Stored data entries

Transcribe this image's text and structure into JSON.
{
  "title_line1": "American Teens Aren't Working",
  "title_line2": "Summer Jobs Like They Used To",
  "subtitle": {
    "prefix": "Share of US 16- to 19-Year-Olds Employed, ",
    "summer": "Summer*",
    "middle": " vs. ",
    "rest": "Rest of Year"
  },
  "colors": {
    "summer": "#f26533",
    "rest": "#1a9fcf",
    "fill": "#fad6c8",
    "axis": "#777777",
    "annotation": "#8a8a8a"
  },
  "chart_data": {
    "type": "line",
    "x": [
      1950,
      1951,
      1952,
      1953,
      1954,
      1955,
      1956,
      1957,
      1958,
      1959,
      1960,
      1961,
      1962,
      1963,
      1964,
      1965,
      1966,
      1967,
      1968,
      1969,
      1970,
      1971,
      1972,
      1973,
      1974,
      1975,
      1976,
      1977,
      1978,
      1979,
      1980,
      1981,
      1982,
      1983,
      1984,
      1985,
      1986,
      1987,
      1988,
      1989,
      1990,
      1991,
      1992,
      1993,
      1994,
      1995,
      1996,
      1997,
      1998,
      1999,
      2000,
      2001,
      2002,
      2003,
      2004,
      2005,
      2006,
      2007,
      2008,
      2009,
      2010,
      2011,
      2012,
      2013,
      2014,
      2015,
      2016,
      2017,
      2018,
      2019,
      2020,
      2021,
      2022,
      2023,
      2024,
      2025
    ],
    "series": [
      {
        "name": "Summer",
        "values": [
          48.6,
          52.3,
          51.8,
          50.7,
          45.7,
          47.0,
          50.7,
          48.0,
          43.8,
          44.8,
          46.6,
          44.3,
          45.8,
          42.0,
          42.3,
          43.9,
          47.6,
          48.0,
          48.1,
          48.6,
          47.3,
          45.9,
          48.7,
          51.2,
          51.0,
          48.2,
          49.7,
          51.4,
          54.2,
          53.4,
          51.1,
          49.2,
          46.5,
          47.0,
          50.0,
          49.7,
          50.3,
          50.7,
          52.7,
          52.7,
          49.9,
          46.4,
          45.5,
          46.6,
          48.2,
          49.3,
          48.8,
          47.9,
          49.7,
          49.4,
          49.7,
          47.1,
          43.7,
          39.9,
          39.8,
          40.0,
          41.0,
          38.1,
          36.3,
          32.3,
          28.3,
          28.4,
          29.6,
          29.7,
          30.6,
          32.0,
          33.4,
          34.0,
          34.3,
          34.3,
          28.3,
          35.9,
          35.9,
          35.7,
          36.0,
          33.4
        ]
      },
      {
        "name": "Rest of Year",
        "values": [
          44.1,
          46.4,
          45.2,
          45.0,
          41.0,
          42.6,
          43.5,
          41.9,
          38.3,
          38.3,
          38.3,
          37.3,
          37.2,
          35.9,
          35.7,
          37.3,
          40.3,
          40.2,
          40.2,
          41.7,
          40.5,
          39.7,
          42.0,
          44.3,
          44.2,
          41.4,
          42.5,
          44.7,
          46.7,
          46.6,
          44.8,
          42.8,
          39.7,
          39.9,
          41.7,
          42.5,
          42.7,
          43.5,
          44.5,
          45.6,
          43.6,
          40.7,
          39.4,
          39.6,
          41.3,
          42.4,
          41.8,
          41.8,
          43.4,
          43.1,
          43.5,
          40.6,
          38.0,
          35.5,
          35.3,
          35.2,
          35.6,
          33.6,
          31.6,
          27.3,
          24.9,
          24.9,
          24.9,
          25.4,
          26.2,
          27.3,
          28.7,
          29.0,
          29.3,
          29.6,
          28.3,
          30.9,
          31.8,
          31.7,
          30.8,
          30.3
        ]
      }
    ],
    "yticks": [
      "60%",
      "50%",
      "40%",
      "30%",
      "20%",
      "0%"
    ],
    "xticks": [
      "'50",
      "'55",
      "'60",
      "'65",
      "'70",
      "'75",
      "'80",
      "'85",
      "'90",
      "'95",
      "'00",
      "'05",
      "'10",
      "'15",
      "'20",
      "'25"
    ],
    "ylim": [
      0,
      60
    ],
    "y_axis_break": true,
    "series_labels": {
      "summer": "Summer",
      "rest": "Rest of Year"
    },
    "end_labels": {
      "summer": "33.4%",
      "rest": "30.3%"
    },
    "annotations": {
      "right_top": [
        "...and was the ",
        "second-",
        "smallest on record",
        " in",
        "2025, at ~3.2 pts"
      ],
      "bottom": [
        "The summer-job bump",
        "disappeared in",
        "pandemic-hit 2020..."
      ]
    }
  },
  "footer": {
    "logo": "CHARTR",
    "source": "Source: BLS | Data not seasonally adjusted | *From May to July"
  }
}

→ Exercise requirements
Give back all the data exactly as written.

→ Output of the task
Transcribe this image's text and structure into JSON.
{
  "title_line1": "American Teens Aren't Working",
  "title_line2": "Summer Jobs Like They Used To",
  "subtitle": {
    "prefix": "Share of US 16- to 19-Year-Olds Employed, ",
    "summer": "Summer*",
    "middle": " vs. ",
    "rest": "Rest of Year"
  },
  "colors": {
    "summer": "#f26533",
    "rest": "#1a9fcf",
    "fill": "#fad6c8",
    "axis": "#777777",
    "annotation": "#8a8a8a"
  },
  "chart_data": {
    "type": "line",
    "x": [
      1950,
      1951,
      1952,
      1953,
      1954,
      1955,
      1956,
      1957,
      1958,
      1959,
      1960,
      1961,
      1962,
      1963,
      1964,
      1965,
      1966,
      1967,
      1968,
      1969,
      1970,
      1971,
      1972,
      1973,
      1974,
      1975,
      1976,
      1977,
      1978,
      1979,
      1980,
      1981,
      1982,
      1983,
      1984,
      1985,
      1986,
      1987,
      1988,
      1989,
      1990,
      1991,
      1992,
      1993,
      1994,
      1995,
      1996,
      1997,
      1998,
      1999,
      2000,
      2001,
      2002,
      2003,
      2004,
      2005,
      2006,
      2007,
      2008,
      2009,
      2010,
      2011,
      2012,
      2013,
      2014,
      2015,
      2016,
      2017,
      2018,
      2019,
      2020,
      2021,
      2022,
      2023,
      2024,
      2025
    ],
    "series": [
      {
        "name": "Summer",
        "values": [
          48.6,
          52.3,
          51.8,
          50.7,
          45.7,
          47.0,
          50.7,
          48.0,
          43.8,
          44.8,
          46.6,
          44.3,
          45.8,
          42.0,
          42.3,
          43.9,
          47.6,
          48.0,
          48.1,
          48.6,
          47.3,
          45.9,
          48.7,
          51.2,
          51.0,
          48.2,
          49.7,
          51.4,
          54.2,
          53.4,
          51.1,
          49.2,
          46.5,
          47.0,
          50.0,
          49.7,
          50.3,
          50.7,
          52.7,
          52.7,
          49.9,
          46.4,
          45.5,
          46.6,
          48.2,
          49.3,
          48.8,
          47.9,
          49.7,
          49.4,
          49.7,
          47.1,
          43.7,
          39.9,
          39.8,
          40.0,
          41.0,
          38.1,
          36.3,
          32.3,
          28.3,
          28.4,
          29.6,
          29.7,
          30.6,
          32.0,
          33.4,
          34.0,
          34.3,
          34.3,
          28.3,
          35.9,
          35.9,
          35.7,
          36.0,
          33.4
        ]
      },
      {
        "name": "Rest of Year",
        "values": [
          44.1,
          46.4,
          45.2,
          45.0,
          41.0,
          42.6,
          43.5,
          41.9,
          38.3,
          38.3,
          38.3,
          37.3,
          37.2,
          35.9,
          35.7,
          37.3,
          40.3,
          40.2,
          40.2,
          41.7,
          40.5,
          39.7,
          42.0,
          44.3,
          44.2,
          41.4,
          42.5,
          44.7,
          46.7,
          46.6,
          44.8,
          42.8,
          39.7,
          39.9,
          41.7,
          42.5,
          42.7,
          43.5,
          44.5,
          45.6,
          43.6,
          40.7,
          39.4,
          39.6,
          41.3,
          42.4,
          41.8,
          41.8,
          43.4,
          43.1,
          43.5,
          40.6,
          38.0,
          35.5,
          35.3,
          35.2,
          35.6,
          33.6,
          31.6,
          27.3,
          24.9,
          24.9,
          24.9,
          25.4,
          26.2,
          27.3,
          28.7,
          29.0,
          29.3,
          29.6,
          28.3,
          30.9,
          31.8,
          31.7,
          30.8,
          30.3
        ]
      }
    ],
    "yticks": [
      "60%",
      "50%",
      "40%",
      "30%",
      "20%",
      "0%"
    ],
    "xticks": [
      "'50",
      "'55",
      "'60",
      "'65",
      "'70",
      "'75",
      "'80",
      "'85",
      "'90",
      "'95",
      "'00",
      "'05",
      "'10",
      "'15",
      "'20",
      "'25"
    ],
    "ylim": [
      0,
      60
    ],
    "y_axis_break": true,
    "series_labels": {
      "summer": "Summer",
      "rest": "Rest of Year"
    },
    "end_labels": {
      "summer": "33.4%",
      "rest": "30.3%"
    },
    "annotations": {
      "right_top": [
        "...and was the ",
        "second-",
        "smallest on record",
        " in",
        "2025, at ~3.2 pts"
      ],
      "bottom": [
        "The summer-job bump",
        "disappeared in",
        "pandemic-hit 2020..."
      ]
    }
  },
  "footer": {
    "logo": "CHARTR",
    "source": "Source: BLS | Data not seasonally adjusted | *From May to July"
  }
}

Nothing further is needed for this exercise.